— start of Extracted entries —

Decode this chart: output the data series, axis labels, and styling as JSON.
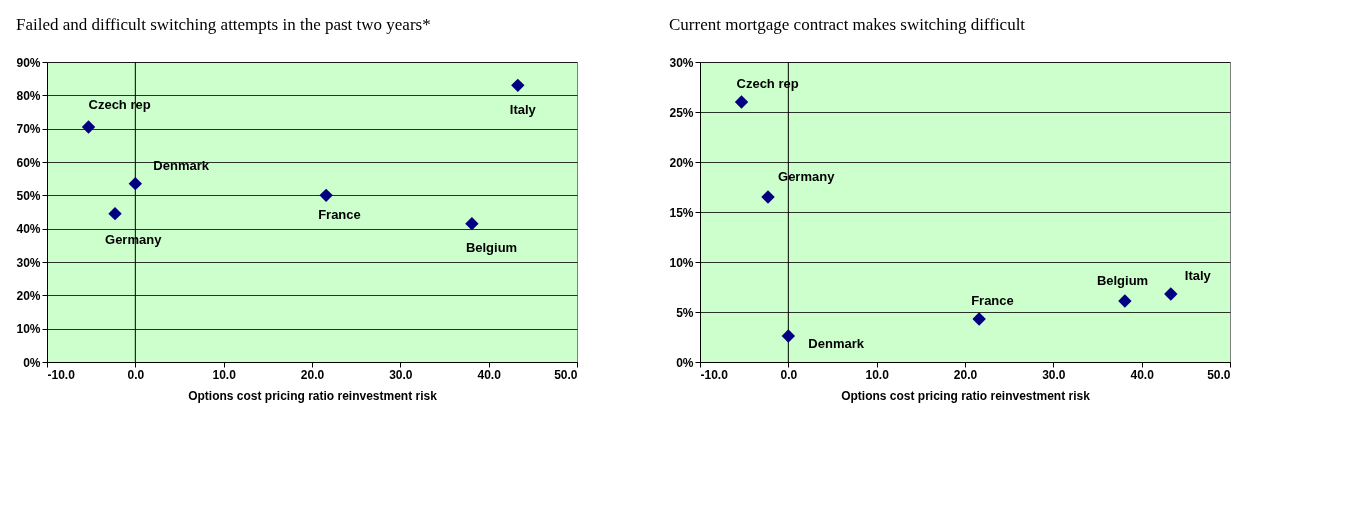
{
  "chart_data": [
    {
      "type": "scatter",
      "title": "Failed and difficult switching attempts in the past two years*",
      "xlabel": "Options cost pricing ratio reinvestment risk",
      "series": [
        {
          "color": "#000080",
          "x": [
            -5.3,
            -2.3,
            0.0,
            21.6,
            38.1,
            43.3
          ],
          "values": [
            70.5,
            44.5,
            53.5,
            50,
            41.5,
            83
          ]
        }
      ],
      "annotations": [
        {
          "text": "Czech rep",
          "x": -5.3,
          "y": 70.5
        },
        {
          "text": "Germany",
          "x": -2.3,
          "y": 44.5
        },
        {
          "text": "Denmark",
          "x": 0.0,
          "y": 53.5
        },
        {
          "text": "France",
          "x": 21.6,
          "y": 50
        },
        {
          "text": "Belgium",
          "x": 38.1,
          "y": 41.5
        },
        {
          "text": "Italy",
          "x": 43.3,
          "y": 83
        }
      ],
      "xlim": [
        -10,
        50
      ],
      "xticks": [
        {
          "value": -10,
          "label": "-10.0"
        },
        {
          "value": 0,
          "label": "0.0"
        },
        {
          "value": 10,
          "label": "10.0"
        },
        {
          "value": 20,
          "label": "20.0"
        },
        {
          "value": 30,
          "label": "30.0"
        },
        {
          "value": 40,
          "label": "40.0"
        },
        {
          "value": 50,
          "label": "50.0"
        }
      ],
      "ylim": [
        0,
        90
      ],
      "yticks": [
        {
          "value": 0,
          "label": "0%"
        },
        {
          "value": 10,
          "label": "10%"
        },
        {
          "value": 20,
          "label": "20%"
        },
        {
          "value": 30,
          "label": "30%"
        },
        {
          "value": 40,
          "label": "40%"
        },
        {
          "value": 50,
          "label": "50%"
        },
        {
          "value": 60,
          "label": "60%"
        },
        {
          "value": 70,
          "label": "70%"
        },
        {
          "value": 80,
          "label": "80%"
        },
        {
          "value": 90,
          "label": "90%"
        }
      ],
      "ref_lines": [
        {
          "axis": "x",
          "value": 0,
          "color": "#000000"
        }
      ],
      "grid": "y",
      "marker": "diamond"
    },
    {
      "type": "scatter",
      "title": "Current mortgage contract makes switching difficult",
      "xlabel": "Options cost pricing ratio reinvestment risk",
      "series": [
        {
          "color": "#000080",
          "x": [
            -5.3,
            -2.3,
            0.0,
            21.6,
            38.1,
            43.3
          ],
          "values": [
            26,
            16.5,
            2.6,
            4.3,
            6.1,
            6.8
          ]
        }
      ],
      "annotations": [
        {
          "text": "Czech rep",
          "x": -5.3,
          "y": 26
        },
        {
          "text": "Germany",
          "x": -2.3,
          "y": 16.5
        },
        {
          "text": "Denmark",
          "x": 0.0,
          "y": 2.6
        },
        {
          "text": "France",
          "x": 21.6,
          "y": 4.3
        },
        {
          "text": "Belgium",
          "x": 38.1,
          "y": 6.1
        },
        {
          "text": "Italy",
          "x": 43.3,
          "y": 6.8
        }
      ],
      "xlim": [
        -10,
        50
      ],
      "xticks": [
        {
          "value": -10,
          "label": "-10.0"
        },
        {
          "value": 0,
          "label": "0.0"
        },
        {
          "value": 10,
          "label": "10.0"
        },
        {
          "value": 20,
          "label": "20.0"
        },
        {
          "value": 30,
          "label": "30.0"
        },
        {
          "value": 40,
          "label": "40.0"
        },
        {
          "value": 50,
          "label": "50.0"
        }
      ],
      "ylim": [
        0,
        30
      ],
      "yticks": [
        {
          "value": 0,
          "label": "0%"
        },
        {
          "value": 5,
          "label": "5%"
        },
        {
          "value": 10,
          "label": "10%"
        },
        {
          "value": 15,
          "label": "15%"
        },
        {
          "value": 20,
          "label": "20%"
        },
        {
          "value": 25,
          "label": "25%"
        },
        {
          "value": 30,
          "label": "30%"
        }
      ],
      "ref_lines": [
        {
          "axis": "x",
          "value": 0,
          "color": "#000000"
        }
      ],
      "grid": "y",
      "marker": "diamond"
    }
  ]
}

— end of Extracted entries —

Repeat each record exactly, with the pictures left out.

▸ **Task solution**:
Decode this chart: output the data series, axis labels, and styling as JSON.
{
  "chart_data": [
    {
      "type": "scatter",
      "title": "Failed and difficult switching attempts in the past two years*",
      "xlabel": "Options cost pricing ratio reinvestment risk",
      "series": [
        {
          "color": "#000080",
          "x": [
            -5.3,
            -2.3,
            0.0,
            21.6,
            38.1,
            43.3
          ],
          "values": [
            70.5,
            44.5,
            53.5,
            50,
            41.5,
            83
          ]
        }
      ],
      "annotations": [
        {
          "text": "Czech rep",
          "x": -5.3,
          "y": 70.5
        },
        {
          "text": "Germany",
          "x": -2.3,
          "y": 44.5
        },
        {
          "text": "Denmark",
          "x": 0.0,
          "y": 53.5
        },
        {
          "text": "France",
          "x": 21.6,
          "y": 50
        },
        {
          "text": "Belgium",
          "x": 38.1,
          "y": 41.5
        },
        {
          "text": "Italy",
          "x": 43.3,
          "y": 83
        }
      ],
      "xlim": [
        -10,
        50
      ],
      "xticks": [
        {
          "value": -10,
          "label": "-10.0"
        },
        {
          "value": 0,
          "label": "0.0"
        },
        {
          "value": 10,
          "label": "10.0"
        },
        {
          "value": 20,
          "label": "20.0"
        },
        {
          "value": 30,
          "label": "30.0"
        },
        {
          "value": 40,
          "label": "40.0"
        },
        {
          "value": 50,
          "label": "50.0"
        }
      ],
      "ylim": [
        0,
        90
      ],
      "yticks": [
        {
          "value": 0,
          "label": "0%"
        },
        {
          "value": 10,
          "label": "10%"
        },
        {
          "value": 20,
          "label": "20%"
        },
        {
          "value": 30,
          "label": "30%"
        },
        {
          "value": 40,
          "label": "40%"
        },
        {
          "value": 50,
          "label": "50%"
        },
        {
          "value": 60,
          "label": "60%"
        },
        {
          "value": 70,
          "label": "70%"
        },
        {
          "value": 80,
          "label": "80%"
        },
        {
          "value": 90,
          "label": "90%"
        }
      ],
      "ref_lines": [
        {
          "axis": "x",
          "value": 0,
          "color": "#000000"
        }
      ],
      "grid": "y",
      "marker": "diamond"
    },
    {
      "type": "scatter",
      "title": "Current mortgage contract makes switching difficult",
      "xlabel": "Options cost pricing ratio reinvestment risk",
      "series": [
        {
          "color": "#000080",
          "x": [
            -5.3,
            -2.3,
            0.0,
            21.6,
            38.1,
            43.3
          ],
          "values": [
            26,
            16.5,
            2.6,
            4.3,
            6.1,
            6.8
          ]
        }
      ],
      "annotations": [
        {
          "text": "Czech rep",
          "x": -5.3,
          "y": 26
        },
        {
          "text": "Germany",
          "x": -2.3,
          "y": 16.5
        },
        {
          "text": "Denmark",
          "x": 0.0,
          "y": 2.6
        },
        {
          "text": "France",
          "x": 21.6,
          "y": 4.3
        },
        {
          "text": "Belgium",
          "x": 38.1,
          "y": 6.1
        },
        {
          "text": "Italy",
          "x": 43.3,
          "y": 6.8
        }
      ],
      "xlim": [
        -10,
        50
      ],
      "xticks": [
        {
          "value": -10,
          "label": "-10.0"
        },
        {
          "value": 0,
          "label": "0.0"
        },
        {
          "value": 10,
          "label": "10.0"
        },
        {
          "value": 20,
          "label": "20.0"
        },
        {
          "value": 30,
          "label": "30.0"
        },
        {
          "value": 40,
          "label": "40.0"
        },
        {
          "value": 50,
          "label": "50.0"
        }
      ],
      "ylim": [
        0,
        30
      ],
      "yticks": [
        {
          "value": 0,
          "label": "0%"
        },
        {
          "value": 5,
          "label": "5%"
        },
        {
          "value": 10,
          "label": "10%"
        },
        {
          "value": 15,
          "label": "15%"
        },
        {
          "value": 20,
          "label": "20%"
        },
        {
          "value": 25,
          "label": "25%"
        },
        {
          "value": 30,
          "label": "30%"
        }
      ],
      "ref_lines": [
        {
          "axis": "x",
          "value": 0,
          "color": "#000000"
        }
      ],
      "grid": "y",
      "marker": "diamond"
    }
  ]
}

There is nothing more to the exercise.